## Start Input rows

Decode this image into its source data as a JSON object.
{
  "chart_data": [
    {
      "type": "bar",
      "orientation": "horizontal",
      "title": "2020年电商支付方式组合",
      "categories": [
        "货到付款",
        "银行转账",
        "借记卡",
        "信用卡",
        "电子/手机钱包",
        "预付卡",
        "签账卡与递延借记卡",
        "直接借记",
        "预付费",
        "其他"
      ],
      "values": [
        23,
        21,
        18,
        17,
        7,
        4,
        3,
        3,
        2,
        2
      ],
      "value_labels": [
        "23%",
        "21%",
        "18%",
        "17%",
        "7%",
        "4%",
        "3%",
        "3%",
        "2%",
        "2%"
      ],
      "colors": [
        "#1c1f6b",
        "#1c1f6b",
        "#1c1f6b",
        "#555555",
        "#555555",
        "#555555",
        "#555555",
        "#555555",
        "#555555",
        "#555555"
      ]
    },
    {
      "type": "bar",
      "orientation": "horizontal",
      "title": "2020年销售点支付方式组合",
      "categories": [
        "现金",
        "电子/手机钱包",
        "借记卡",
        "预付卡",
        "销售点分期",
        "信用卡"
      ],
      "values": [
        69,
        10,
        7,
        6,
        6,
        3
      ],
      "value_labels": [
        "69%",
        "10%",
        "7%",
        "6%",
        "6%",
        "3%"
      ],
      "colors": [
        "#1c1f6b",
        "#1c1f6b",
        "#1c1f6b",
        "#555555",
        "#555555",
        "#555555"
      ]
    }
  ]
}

## End Input rows

§ Set exercise
Reproduce the records above exactly as they appear.

§ Answer to this task
Decode this image into its source data as a JSON object.
{
  "chart_data": [
    {
      "type": "bar",
      "orientation": "horizontal",
      "title": "2020年电商支付方式组合",
      "categories": [
        "货到付款",
        "银行转账",
        "借记卡",
        "信用卡",
        "电子/手机钱包",
        "预付卡",
        "签账卡与递延借记卡",
        "直接借记",
        "预付费",
        "其他"
      ],
      "values": [
        23,
        21,
        18,
        17,
        7,
        4,
        3,
        3,
        2,
        2
      ],
      "value_labels": [
        "23%",
        "21%",
        "18%",
        "17%",
        "7%",
        "4%",
        "3%",
        "3%",
        "2%",
        "2%"
      ],
      "colors": [
        "#1c1f6b",
        "#1c1f6b",
        "#1c1f6b",
        "#555555",
        "#555555",
        "#555555",
        "#555555",
        "#555555",
        "#555555",
        "#555555"
      ]
    },
    {
      "type": "bar",
      "orientation": "horizontal",
      "title": "2020年销售点支付方式组合",
      "categories": [
        "现金",
        "电子/手机钱包",
        "借记卡",
        "预付卡",
        "销售点分期",
        "信用卡"
      ],
      "values": [
        69,
        10,
        7,
        6,
        6,
        3
      ],
      "value_labels": [
        "69%",
        "10%",
        "7%",
        "6%",
        "6%",
        "3%"
      ],
      "colors": [
        "#1c1f6b",
        "#1c1f6b",
        "#1c1f6b",
        "#555555",
        "#555555",
        "#555555"
      ]
    }
  ]
}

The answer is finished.